[Entries from a dataset]
===============

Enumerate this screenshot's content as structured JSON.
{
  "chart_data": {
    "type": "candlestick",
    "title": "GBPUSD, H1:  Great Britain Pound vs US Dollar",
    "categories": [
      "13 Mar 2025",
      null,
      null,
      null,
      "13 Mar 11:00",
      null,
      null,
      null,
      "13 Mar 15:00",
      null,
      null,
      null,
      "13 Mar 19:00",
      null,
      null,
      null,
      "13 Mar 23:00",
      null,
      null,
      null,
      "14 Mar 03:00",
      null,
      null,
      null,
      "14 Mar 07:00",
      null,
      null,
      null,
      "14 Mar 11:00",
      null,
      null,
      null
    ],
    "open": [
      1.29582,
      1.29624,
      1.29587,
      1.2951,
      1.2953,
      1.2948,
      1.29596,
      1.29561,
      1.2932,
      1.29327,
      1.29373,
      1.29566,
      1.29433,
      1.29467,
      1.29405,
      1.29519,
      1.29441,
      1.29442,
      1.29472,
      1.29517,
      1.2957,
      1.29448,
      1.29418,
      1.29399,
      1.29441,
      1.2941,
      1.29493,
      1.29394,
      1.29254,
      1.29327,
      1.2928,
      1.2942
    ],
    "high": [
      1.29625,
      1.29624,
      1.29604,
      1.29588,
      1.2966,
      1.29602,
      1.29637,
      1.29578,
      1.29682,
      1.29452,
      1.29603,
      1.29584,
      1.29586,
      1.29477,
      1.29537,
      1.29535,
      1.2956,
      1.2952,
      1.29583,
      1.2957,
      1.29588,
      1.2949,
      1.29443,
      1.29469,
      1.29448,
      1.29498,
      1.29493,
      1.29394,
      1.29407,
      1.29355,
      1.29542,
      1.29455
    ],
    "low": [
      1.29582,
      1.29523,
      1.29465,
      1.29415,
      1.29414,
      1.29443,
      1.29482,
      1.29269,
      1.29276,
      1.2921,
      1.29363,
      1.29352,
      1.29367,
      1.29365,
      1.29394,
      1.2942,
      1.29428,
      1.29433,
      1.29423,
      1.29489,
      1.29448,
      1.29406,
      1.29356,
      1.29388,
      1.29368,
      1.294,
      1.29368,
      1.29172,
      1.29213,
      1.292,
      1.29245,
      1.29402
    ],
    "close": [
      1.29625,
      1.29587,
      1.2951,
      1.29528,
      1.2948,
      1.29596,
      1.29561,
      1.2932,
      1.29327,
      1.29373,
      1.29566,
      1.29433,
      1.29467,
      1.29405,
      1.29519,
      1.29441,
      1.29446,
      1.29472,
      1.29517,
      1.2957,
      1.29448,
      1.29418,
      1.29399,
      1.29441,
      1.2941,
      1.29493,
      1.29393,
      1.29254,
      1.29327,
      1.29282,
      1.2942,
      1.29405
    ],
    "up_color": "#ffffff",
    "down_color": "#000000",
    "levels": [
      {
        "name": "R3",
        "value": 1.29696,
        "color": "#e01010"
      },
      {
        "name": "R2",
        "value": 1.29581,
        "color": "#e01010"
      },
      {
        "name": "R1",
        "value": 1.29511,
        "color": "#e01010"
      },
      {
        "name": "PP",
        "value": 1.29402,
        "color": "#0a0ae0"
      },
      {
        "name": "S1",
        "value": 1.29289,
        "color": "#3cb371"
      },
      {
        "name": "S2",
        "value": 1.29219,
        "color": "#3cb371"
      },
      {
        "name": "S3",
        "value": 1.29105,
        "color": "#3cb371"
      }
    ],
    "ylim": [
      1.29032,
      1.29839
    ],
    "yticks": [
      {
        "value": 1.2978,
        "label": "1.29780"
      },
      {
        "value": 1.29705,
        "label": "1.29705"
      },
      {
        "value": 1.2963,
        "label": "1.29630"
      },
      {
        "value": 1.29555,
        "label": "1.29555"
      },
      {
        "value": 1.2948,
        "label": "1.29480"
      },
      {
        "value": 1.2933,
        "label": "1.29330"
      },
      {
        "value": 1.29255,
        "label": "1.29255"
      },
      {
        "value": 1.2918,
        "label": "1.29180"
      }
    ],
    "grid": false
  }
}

===============

> **TASK OBJECTIVE**
Find the word "label" and list each line it appears in.

> **FINAL RESULT**
        "label": "1.29780"
        "label": "1.29705"
        "label": "1.29630"
        "label": "1.29555"
        "label": "1.29480"
        "label": "1.29330"
        "label": "1.29255"
        "label": "1.29180"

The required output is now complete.